EXERCISE BRIEF » Pictures stay out; everything else in the records below is copied exactly.

Data listing »
— Start —

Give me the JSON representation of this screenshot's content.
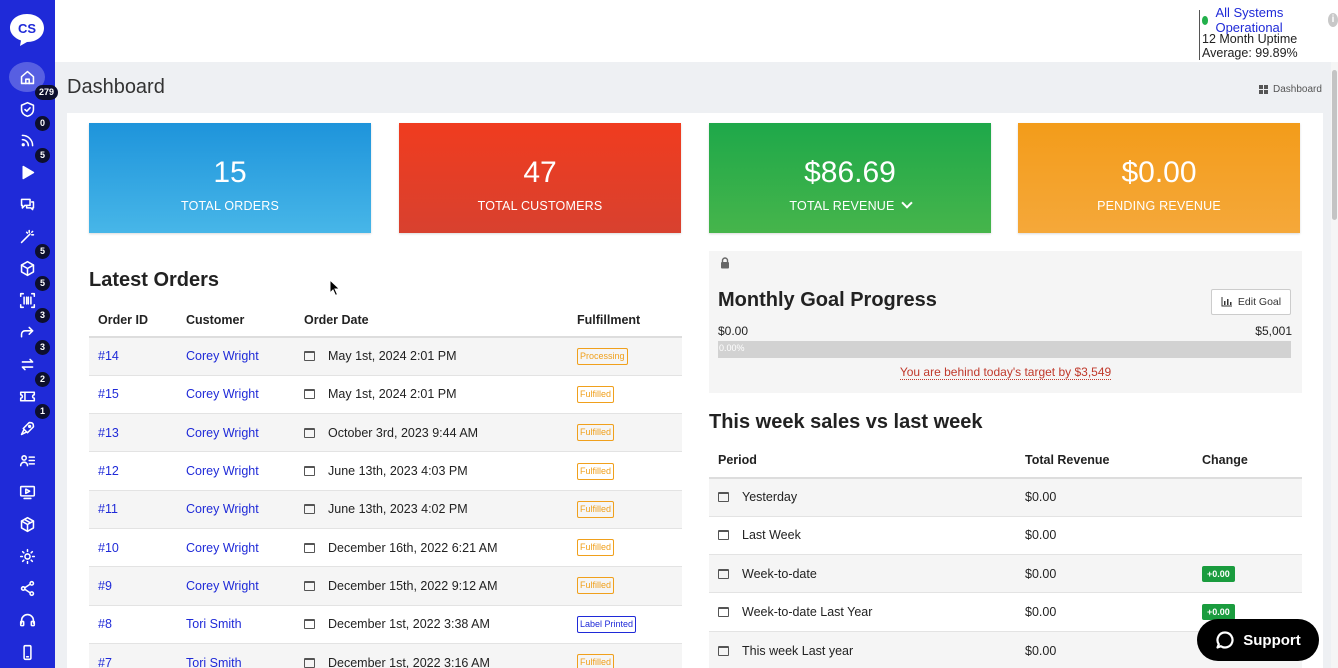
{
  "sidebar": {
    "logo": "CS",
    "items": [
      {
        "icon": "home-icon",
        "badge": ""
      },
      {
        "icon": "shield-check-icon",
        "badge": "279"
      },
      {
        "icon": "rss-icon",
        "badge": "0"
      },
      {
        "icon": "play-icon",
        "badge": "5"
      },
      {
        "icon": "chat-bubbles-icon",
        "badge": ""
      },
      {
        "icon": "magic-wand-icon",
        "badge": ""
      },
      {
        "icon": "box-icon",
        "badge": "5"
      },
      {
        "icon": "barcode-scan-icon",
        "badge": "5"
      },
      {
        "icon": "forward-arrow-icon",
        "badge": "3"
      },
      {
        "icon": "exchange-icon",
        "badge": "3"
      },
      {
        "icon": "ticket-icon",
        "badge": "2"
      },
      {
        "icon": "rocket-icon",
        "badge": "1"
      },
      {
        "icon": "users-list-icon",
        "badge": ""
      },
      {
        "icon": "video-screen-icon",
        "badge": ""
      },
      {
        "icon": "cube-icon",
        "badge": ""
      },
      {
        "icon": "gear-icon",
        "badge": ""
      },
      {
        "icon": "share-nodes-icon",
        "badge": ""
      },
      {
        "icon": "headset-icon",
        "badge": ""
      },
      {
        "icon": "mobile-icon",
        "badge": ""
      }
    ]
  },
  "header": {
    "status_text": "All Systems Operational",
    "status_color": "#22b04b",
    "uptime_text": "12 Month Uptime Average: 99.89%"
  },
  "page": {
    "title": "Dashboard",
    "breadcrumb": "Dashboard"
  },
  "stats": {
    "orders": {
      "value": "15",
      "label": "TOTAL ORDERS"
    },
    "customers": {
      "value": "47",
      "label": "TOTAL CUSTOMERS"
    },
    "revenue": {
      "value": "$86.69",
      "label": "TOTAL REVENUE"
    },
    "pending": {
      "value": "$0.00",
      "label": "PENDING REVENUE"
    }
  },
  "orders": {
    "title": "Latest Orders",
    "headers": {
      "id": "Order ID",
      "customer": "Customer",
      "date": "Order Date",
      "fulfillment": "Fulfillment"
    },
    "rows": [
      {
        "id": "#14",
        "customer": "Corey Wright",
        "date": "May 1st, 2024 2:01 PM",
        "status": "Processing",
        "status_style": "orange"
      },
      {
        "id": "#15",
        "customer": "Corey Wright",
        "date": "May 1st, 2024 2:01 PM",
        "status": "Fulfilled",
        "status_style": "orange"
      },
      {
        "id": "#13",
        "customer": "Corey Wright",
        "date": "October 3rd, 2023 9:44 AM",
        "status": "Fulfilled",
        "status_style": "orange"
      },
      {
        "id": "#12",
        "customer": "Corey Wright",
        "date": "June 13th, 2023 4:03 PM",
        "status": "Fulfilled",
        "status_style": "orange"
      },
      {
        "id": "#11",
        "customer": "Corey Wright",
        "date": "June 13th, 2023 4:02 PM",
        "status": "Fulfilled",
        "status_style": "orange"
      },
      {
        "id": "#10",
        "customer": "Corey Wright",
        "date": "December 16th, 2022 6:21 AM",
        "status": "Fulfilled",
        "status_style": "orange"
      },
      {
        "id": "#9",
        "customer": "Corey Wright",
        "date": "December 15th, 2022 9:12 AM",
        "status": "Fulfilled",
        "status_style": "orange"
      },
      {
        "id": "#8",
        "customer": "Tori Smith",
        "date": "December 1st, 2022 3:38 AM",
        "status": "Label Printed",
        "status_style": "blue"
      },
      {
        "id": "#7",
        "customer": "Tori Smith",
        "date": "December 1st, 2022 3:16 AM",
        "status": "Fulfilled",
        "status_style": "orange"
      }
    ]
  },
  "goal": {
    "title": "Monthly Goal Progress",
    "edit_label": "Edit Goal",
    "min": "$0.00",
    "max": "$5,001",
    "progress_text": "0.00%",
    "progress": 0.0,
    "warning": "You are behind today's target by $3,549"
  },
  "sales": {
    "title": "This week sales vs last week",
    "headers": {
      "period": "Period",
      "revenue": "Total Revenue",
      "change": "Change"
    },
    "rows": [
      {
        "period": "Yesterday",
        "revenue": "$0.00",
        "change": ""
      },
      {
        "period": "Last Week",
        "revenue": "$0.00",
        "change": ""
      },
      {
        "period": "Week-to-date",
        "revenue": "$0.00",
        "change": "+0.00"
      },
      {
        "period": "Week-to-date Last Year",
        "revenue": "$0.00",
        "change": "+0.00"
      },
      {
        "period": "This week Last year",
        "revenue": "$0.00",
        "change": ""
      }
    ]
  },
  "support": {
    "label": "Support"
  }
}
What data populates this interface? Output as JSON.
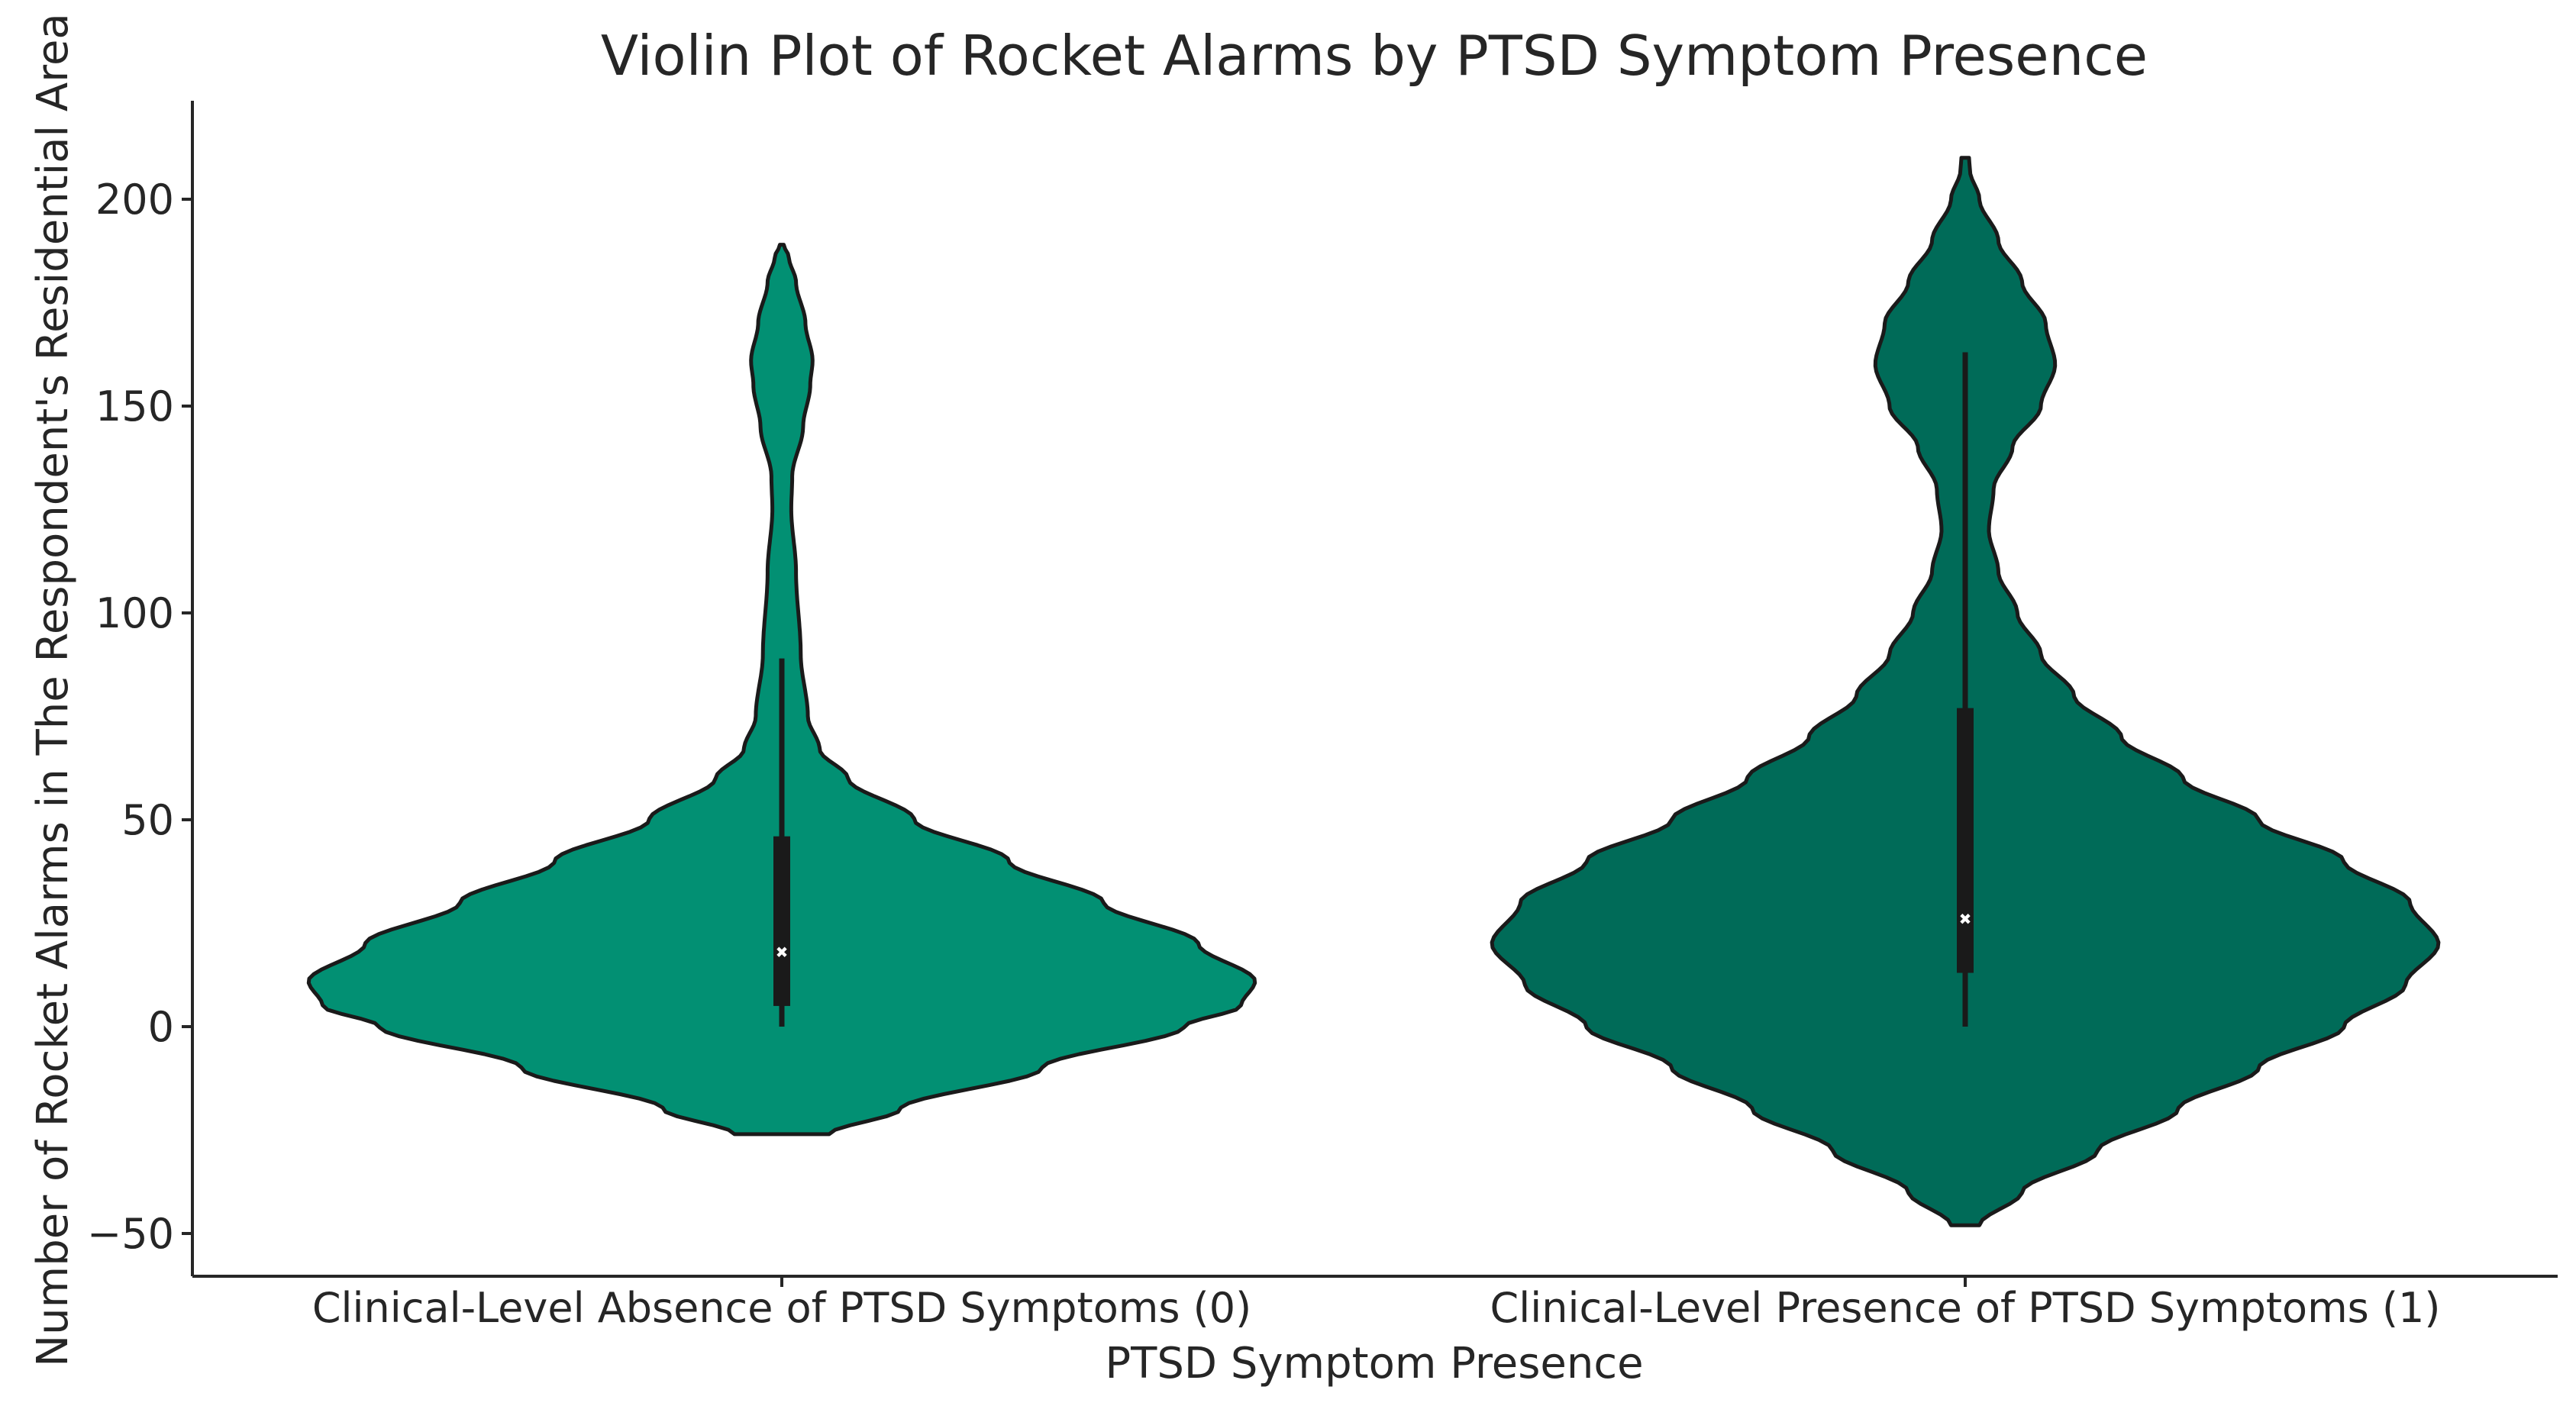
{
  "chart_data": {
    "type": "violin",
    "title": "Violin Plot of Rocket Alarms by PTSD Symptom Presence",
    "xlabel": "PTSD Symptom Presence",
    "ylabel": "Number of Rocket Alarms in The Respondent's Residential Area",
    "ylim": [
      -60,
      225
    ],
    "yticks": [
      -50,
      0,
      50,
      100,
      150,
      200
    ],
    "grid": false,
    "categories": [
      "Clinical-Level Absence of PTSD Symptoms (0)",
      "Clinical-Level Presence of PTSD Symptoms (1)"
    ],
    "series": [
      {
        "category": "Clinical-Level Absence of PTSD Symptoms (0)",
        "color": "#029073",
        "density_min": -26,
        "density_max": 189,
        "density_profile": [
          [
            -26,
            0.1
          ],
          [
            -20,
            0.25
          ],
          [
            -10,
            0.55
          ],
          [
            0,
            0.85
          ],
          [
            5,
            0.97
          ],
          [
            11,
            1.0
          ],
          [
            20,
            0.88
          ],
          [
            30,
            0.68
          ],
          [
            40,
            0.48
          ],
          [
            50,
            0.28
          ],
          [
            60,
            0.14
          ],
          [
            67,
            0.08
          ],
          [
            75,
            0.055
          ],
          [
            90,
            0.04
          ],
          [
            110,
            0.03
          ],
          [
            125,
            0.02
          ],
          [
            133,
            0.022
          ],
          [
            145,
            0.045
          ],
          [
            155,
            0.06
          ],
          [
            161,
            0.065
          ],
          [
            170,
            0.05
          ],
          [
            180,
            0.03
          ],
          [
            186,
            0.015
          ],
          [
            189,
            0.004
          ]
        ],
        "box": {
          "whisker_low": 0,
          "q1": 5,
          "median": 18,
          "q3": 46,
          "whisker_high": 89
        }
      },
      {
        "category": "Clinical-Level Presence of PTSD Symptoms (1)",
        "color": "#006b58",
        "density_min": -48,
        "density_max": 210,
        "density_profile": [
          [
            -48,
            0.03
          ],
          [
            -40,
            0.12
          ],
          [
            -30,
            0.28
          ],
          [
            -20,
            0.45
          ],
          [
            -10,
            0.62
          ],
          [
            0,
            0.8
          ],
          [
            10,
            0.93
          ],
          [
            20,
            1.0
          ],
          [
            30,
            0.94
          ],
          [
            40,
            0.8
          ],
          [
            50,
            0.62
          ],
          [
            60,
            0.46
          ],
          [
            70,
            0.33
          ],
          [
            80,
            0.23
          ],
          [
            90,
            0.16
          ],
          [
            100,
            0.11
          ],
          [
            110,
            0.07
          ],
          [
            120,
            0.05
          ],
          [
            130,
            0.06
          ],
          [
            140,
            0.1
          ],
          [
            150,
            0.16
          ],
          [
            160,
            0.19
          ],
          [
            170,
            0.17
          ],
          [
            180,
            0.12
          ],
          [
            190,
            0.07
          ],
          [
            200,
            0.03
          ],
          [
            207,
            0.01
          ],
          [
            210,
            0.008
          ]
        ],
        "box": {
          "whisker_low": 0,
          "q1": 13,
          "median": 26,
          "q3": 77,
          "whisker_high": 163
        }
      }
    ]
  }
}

— End —

TASK OUTPUT »
Give me the JSON representation of this screenshot's content.
{
  "sidebar": {
    "logo": "CS",
    "items": [
      {
        "icon": "home-icon",
        "badge": ""
      },
      {
        "icon": "shield-check-icon",
        "badge": "279"
      },
      {
        "icon": "rss-icon",
        "badge": "0"
      },
      {
        "icon": "play-icon",
        "badge": "5"
      },
      {
        "icon": "chat-bubbles-icon",
        "badge": ""
      },
      {
        "icon": "magic-wand-icon",
        "badge": ""
      },
      {
        "icon": "box-icon",
        "badge": "5"
      },
      {
        "icon": "barcode-scan-icon",
        "badge": "5"
      },
      {
        "icon": "forward-arrow-icon",
        "badge": "3"
      },
      {
        "icon": "exchange-icon",
        "badge": "3"
      },
      {
        "icon": "ticket-icon",
        "badge": "2"
      },
      {
        "icon": "rocket-icon",
        "badge": "1"
      },
      {
        "icon": "users-list-icon",
        "badge": ""
      },
      {
        "icon": "video-screen-icon",
        "badge": ""
      },
      {
        "icon": "cube-icon",
        "badge": ""
      },
      {
        "icon": "gear-icon",
        "badge": ""
      },
      {
        "icon": "share-nodes-icon",
        "badge": ""
      },
      {
        "icon": "headset-icon",
        "badge": ""
      },
      {
        "icon": "mobile-icon",
        "badge": ""
      }
    ]
  },
  "header": {
    "status_text": "All Systems Operational",
    "status_color": "#22b04b",
    "uptime_text": "12 Month Uptime Average: 99.89%"
  },
  "page": {
    "title": "Dashboard",
    "breadcrumb": "Dashboard"
  },
  "stats": {
    "orders": {
      "value": "15",
      "label": "TOTAL ORDERS"
    },
    "customers": {
      "value": "47",
      "label": "TOTAL CUSTOMERS"
    },
    "revenue": {
      "value": "$86.69",
      "label": "TOTAL REVENUE"
    },
    "pending": {
      "value": "$0.00",
      "label": "PENDING REVENUE"
    }
  },
  "orders": {
    "title": "Latest Orders",
    "headers": {
      "id": "Order ID",
      "customer": "Customer",
      "date": "Order Date",
      "fulfillment": "Fulfillment"
    },
    "rows": [
      {
        "id": "#14",
        "customer": "Corey Wright",
        "date": "May 1st, 2024 2:01 PM",
        "status": "Processing",
        "status_style": "orange"
      },
      {
        "id": "#15",
        "customer": "Corey Wright",
        "date": "May 1st, 2024 2:01 PM",
        "status": "Fulfilled",
        "status_style": "orange"
      },
      {
        "id": "#13",
        "customer": "Corey Wright",
        "date": "October 3rd, 2023 9:44 AM",
        "status": "Fulfilled",
        "status_style": "orange"
      },
      {
        "id": "#12",
        "customer": "Corey Wright",
        "date": "June 13th, 2023 4:03 PM",
        "status": "Fulfilled",
        "status_style": "orange"
      },
      {
        "id": "#11",
        "customer": "Corey Wright",
        "date": "June 13th, 2023 4:02 PM",
        "status": "Fulfilled",
        "status_style": "orange"
      },
      {
        "id": "#10",
        "customer": "Corey Wright",
        "date": "December 16th, 2022 6:21 AM",
        "status": "Fulfilled",
        "status_style": "orange"
      },
      {
        "id": "#9",
        "customer": "Corey Wright",
        "date": "December 15th, 2022 9:12 AM",
        "status": "Fulfilled",
        "status_style": "orange"
      },
      {
        "id": "#8",
        "customer": "Tori Smith",
        "date": "December 1st, 2022 3:38 AM",
        "status": "Label Printed",
        "status_style": "blue"
      },
      {
        "id": "#7",
        "customer": "Tori Smith",
        "date": "December 1st, 2022 3:16 AM",
        "status": "Fulfilled",
        "status_style": "orange"
      }
    ]
  },
  "goal": {
    "title": "Monthly Goal Progress",
    "edit_label": "Edit Goal",
    "min": "$0.00",
    "max": "$5,001",
    "progress_text": "0.00%",
    "progress": 0.0,
    "warning": "You are behind today's target by $3,549"
  },
  "sales": {
    "title": "This week sales vs last week",
    "headers": {
      "period": "Period",
      "revenue": "Total Revenue",
      "change": "Change"
    },
    "rows": [
      {
        "period": "Yesterday",
        "revenue": "$0.00",
        "change": ""
      },
      {
        "period": "Last Week",
        "revenue": "$0.00",
        "change": ""
      },
      {
        "period": "Week-to-date",
        "revenue": "$0.00",
        "change": "+0.00"
      },
      {
        "period": "Week-to-date Last Year",
        "revenue": "$0.00",
        "change": "+0.00"
      },
      {
        "period": "This week Last year",
        "revenue": "$0.00",
        "change": ""
      }
    ]
  },
  "support": {
    "label": "Support"
  }
}
What data populates this interface? Output as JSON.
{
  "chart_data": {
    "type": "violin",
    "title": "Violin Plot of Rocket Alarms by PTSD Symptom Presence",
    "xlabel": "PTSD Symptom Presence",
    "ylabel": "Number of Rocket Alarms in The Respondent's Residential Area",
    "ylim": [
      -60,
      225
    ],
    "yticks": [
      -50,
      0,
      50,
      100,
      150,
      200
    ],
    "grid": false,
    "categories": [
      "Clinical-Level Absence of PTSD Symptoms (0)",
      "Clinical-Level Presence of PTSD Symptoms (1)"
    ],
    "series": [
      {
        "category": "Clinical-Level Absence of PTSD Symptoms (0)",
        "color": "#029073",
        "density_min": -26,
        "density_max": 189,
        "density_profile": [
          [
            -26,
            0.1
          ],
          [
            -20,
            0.25
          ],
          [
            -10,
            0.55
          ],
          [
            0,
            0.85
          ],
          [
            5,
            0.97
          ],
          [
            11,
            1.0
          ],
          [
            20,
            0.88
          ],
          [
            30,
            0.68
          ],
          [
            40,
            0.48
          ],
          [
            50,
            0.28
          ],
          [
            60,
            0.14
          ],
          [
            67,
            0.08
          ],
          [
            75,
            0.055
          ],
          [
            90,
            0.04
          ],
          [
            110,
            0.03
          ],
          [
            125,
            0.02
          ],
          [
            133,
            0.022
          ],
          [
            145,
            0.045
          ],
          [
            155,
            0.06
          ],
          [
            161,
            0.065
          ],
          [
            170,
            0.05
          ],
          [
            180,
            0.03
          ],
          [
            186,
            0.015
          ],
          [
            189,
            0.004
          ]
        ],
        "box": {
          "whisker_low": 0,
          "q1": 5,
          "median": 18,
          "q3": 46,
          "whisker_high": 89
        }
      },
      {
        "category": "Clinical-Level Presence of PTSD Symptoms (1)",
        "color": "#006b58",
        "density_min": -48,
        "density_max": 210,
        "density_profile": [
          [
            -48,
            0.03
          ],
          [
            -40,
            0.12
          ],
          [
            -30,
            0.28
          ],
          [
            -20,
            0.45
          ],
          [
            -10,
            0.62
          ],
          [
            0,
            0.8
          ],
          [
            10,
            0.93
          ],
          [
            20,
            1.0
          ],
          [
            30,
            0.94
          ],
          [
            40,
            0.8
          ],
          [
            50,
            0.62
          ],
          [
            60,
            0.46
          ],
          [
            70,
            0.33
          ],
          [
            80,
            0.23
          ],
          [
            90,
            0.16
          ],
          [
            100,
            0.11
          ],
          [
            110,
            0.07
          ],
          [
            120,
            0.05
          ],
          [
            130,
            0.06
          ],
          [
            140,
            0.1
          ],
          [
            150,
            0.16
          ],
          [
            160,
            0.19
          ],
          [
            170,
            0.17
          ],
          [
            180,
            0.12
          ],
          [
            190,
            0.07
          ],
          [
            200,
            0.03
          ],
          [
            207,
            0.01
          ],
          [
            210,
            0.008
          ]
        ],
        "box": {
          "whisker_low": 0,
          "q1": 13,
          "median": 26,
          "q3": 77,
          "whisker_high": 163
        }
      }
    ]
  }
}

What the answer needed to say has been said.